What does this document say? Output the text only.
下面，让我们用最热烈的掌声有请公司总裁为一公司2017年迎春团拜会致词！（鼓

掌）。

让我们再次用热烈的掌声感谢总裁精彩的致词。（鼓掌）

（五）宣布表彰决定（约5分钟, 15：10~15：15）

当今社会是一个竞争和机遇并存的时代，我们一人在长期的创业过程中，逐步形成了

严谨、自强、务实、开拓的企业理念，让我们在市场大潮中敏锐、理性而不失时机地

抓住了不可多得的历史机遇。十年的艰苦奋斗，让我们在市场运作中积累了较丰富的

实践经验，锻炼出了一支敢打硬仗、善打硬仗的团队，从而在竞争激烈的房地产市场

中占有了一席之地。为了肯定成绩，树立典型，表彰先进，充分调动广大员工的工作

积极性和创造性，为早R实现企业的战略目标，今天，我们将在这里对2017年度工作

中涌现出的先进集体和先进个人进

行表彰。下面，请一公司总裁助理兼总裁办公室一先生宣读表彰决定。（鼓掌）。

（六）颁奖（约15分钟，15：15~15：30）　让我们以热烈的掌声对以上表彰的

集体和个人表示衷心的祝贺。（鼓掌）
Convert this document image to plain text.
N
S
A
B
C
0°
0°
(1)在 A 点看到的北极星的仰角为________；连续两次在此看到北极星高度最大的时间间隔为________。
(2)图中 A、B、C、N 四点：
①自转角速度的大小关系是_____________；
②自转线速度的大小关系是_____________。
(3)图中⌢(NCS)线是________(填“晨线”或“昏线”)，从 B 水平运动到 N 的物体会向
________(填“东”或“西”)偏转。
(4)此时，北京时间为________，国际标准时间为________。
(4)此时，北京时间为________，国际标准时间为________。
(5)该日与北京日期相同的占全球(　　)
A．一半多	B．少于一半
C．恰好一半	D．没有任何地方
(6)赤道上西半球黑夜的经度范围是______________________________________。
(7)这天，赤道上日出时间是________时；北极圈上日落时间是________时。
----
What needs to be done: Scan the material line by line and report each one that contains "document".

Correct answer:
What does this document say? Output the text only.
Convert this document image to plain text.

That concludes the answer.